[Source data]
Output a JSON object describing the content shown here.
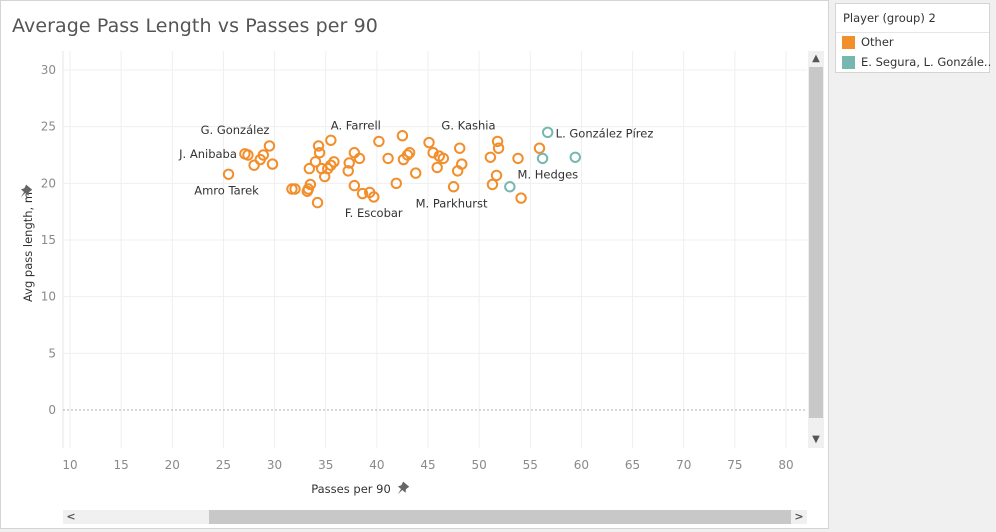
{
  "chart_data": {
    "type": "scatter",
    "title": "Average Pass Length vs Passes per 90",
    "xlabel": "Passes per 90",
    "ylabel": "Avg pass length, m",
    "xlim": [
      9,
      82
    ],
    "ylim": [
      -2,
      32
    ],
    "xticks": [
      10,
      15,
      20,
      25,
      30,
      35,
      40,
      45,
      50,
      55,
      60,
      65,
      70,
      75,
      80
    ],
    "yticks": [
      0,
      5,
      10,
      15,
      20,
      25,
      30
    ],
    "grid": true,
    "zero_line": "dotted",
    "legend": {
      "title": "Player (group) 2",
      "placement": "right",
      "entries": [
        {
          "name": "Other",
          "color": "#f28e2b"
        },
        {
          "name": "E. Segura, L. Gonzále..",
          "color": "#76b7b2"
        }
      ]
    },
    "series": [
      {
        "name": "Other",
        "color": "#f28e2b",
        "points": [
          {
            "x": 25.5,
            "y": 20.8,
            "label": "Amro Tarek"
          },
          {
            "x": 27.1,
            "y": 22.6
          },
          {
            "x": 27.4,
            "y": 22.5,
            "label": "J. Anibaba"
          },
          {
            "x": 28.0,
            "y": 21.6
          },
          {
            "x": 28.6,
            "y": 22.1
          },
          {
            "x": 28.9,
            "y": 22.5
          },
          {
            "x": 29.5,
            "y": 23.3,
            "label": "G. González"
          },
          {
            "x": 29.8,
            "y": 21.7
          },
          {
            "x": 31.7,
            "y": 19.5
          },
          {
            "x": 32.0,
            "y": 19.5
          },
          {
            "x": 33.2,
            "y": 19.3
          },
          {
            "x": 33.3,
            "y": 19.5
          },
          {
            "x": 33.5,
            "y": 19.9
          },
          {
            "x": 33.4,
            "y": 21.3
          },
          {
            "x": 34.0,
            "y": 21.9
          },
          {
            "x": 34.3,
            "y": 23.3
          },
          {
            "x": 34.4,
            "y": 22.7
          },
          {
            "x": 34.2,
            "y": 18.3
          },
          {
            "x": 34.6,
            "y": 21.3
          },
          {
            "x": 34.9,
            "y": 20.6
          },
          {
            "x": 35.2,
            "y": 21.3
          },
          {
            "x": 35.5,
            "y": 21.6
          },
          {
            "x": 35.8,
            "y": 21.9
          },
          {
            "x": 35.5,
            "y": 23.8,
            "label": "A. Farrell"
          },
          {
            "x": 37.2,
            "y": 21.1
          },
          {
            "x": 37.3,
            "y": 21.8
          },
          {
            "x": 37.8,
            "y": 22.7
          },
          {
            "x": 38.3,
            "y": 22.2
          },
          {
            "x": 37.8,
            "y": 19.8
          },
          {
            "x": 38.6,
            "y": 19.1
          },
          {
            "x": 39.3,
            "y": 19.2
          },
          {
            "x": 39.7,
            "y": 18.8,
            "label": "F. Escobar"
          },
          {
            "x": 40.2,
            "y": 23.7
          },
          {
            "x": 41.1,
            "y": 22.2
          },
          {
            "x": 41.9,
            "y": 20.0
          },
          {
            "x": 42.5,
            "y": 24.2
          },
          {
            "x": 42.6,
            "y": 22.1
          },
          {
            "x": 43.0,
            "y": 22.5
          },
          {
            "x": 43.2,
            "y": 22.7
          },
          {
            "x": 43.8,
            "y": 20.9
          },
          {
            "x": 45.1,
            "y": 23.6
          },
          {
            "x": 45.5,
            "y": 22.7
          },
          {
            "x": 45.9,
            "y": 21.4
          },
          {
            "x": 46.1,
            "y": 22.4
          },
          {
            "x": 46.5,
            "y": 22.2
          },
          {
            "x": 47.5,
            "y": 19.7,
            "label": "M. Parkhurst"
          },
          {
            "x": 47.9,
            "y": 21.1
          },
          {
            "x": 48.1,
            "y": 23.1
          },
          {
            "x": 48.3,
            "y": 21.7
          },
          {
            "x": 51.1,
            "y": 22.3
          },
          {
            "x": 51.3,
            "y": 19.9
          },
          {
            "x": 51.7,
            "y": 20.7
          },
          {
            "x": 51.8,
            "y": 23.7,
            "label": "G. Kashia"
          },
          {
            "x": 51.9,
            "y": 23.1
          },
          {
            "x": 53.8,
            "y": 22.2
          },
          {
            "x": 54.1,
            "y": 18.7
          },
          {
            "x": 55.9,
            "y": 23.1
          }
        ]
      },
      {
        "name": "E. Segura, L. Gonzále..",
        "color": "#76b7b2",
        "points": [
          {
            "x": 53.0,
            "y": 19.7,
            "label": "M. Hedges"
          },
          {
            "x": 56.2,
            "y": 22.2
          },
          {
            "x": 56.7,
            "y": 24.5,
            "label": "L. González Pírez"
          },
          {
            "x": 59.4,
            "y": 22.3
          }
        ]
      }
    ],
    "labels": [
      {
        "text": "G. González",
        "x": 29.5,
        "y": 23.3,
        "anchor": "upper-left"
      },
      {
        "text": "J. Anibaba",
        "x": 27.1,
        "y": 22.6,
        "anchor": "left"
      },
      {
        "text": "Amro Tarek",
        "x": 25.5,
        "y": 20.8,
        "anchor": "lower"
      },
      {
        "text": "A. Farrell",
        "x": 35.5,
        "y": 23.8,
        "anchor": "upper-right"
      },
      {
        "text": "F. Escobar",
        "x": 39.7,
        "y": 18.8,
        "anchor": "lower"
      },
      {
        "text": "G. Kashia",
        "x": 51.8,
        "y": 23.7,
        "anchor": "upper-left"
      },
      {
        "text": "M. Parkhurst",
        "x": 47.5,
        "y": 19.7,
        "anchor": "lower"
      },
      {
        "text": "L. González Pírez",
        "x": 56.7,
        "y": 24.5,
        "anchor": "right"
      },
      {
        "text": "M. Hedges",
        "x": 53.0,
        "y": 19.7,
        "anchor": "upper-right"
      }
    ]
  },
  "scrollbars": {
    "vertical": {
      "up": "^",
      "down": "v",
      "position": 0.0,
      "visible_fraction": 0.95
    },
    "horizontal": {
      "left": "<",
      "right": ">",
      "position": 1.0,
      "visible_fraction": 0.8
    }
  },
  "icons": {
    "x_pin": "pin-icon",
    "y_pin": "pin-icon"
  }
}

### PROBLEM STATEMENT
Gather from the data above every line with the string "González".

### COMPLETED TASK
            "label": "G. González"
            "label": "L. González Pírez"
        "text": "G. González",
        "text": "L. González Pírez",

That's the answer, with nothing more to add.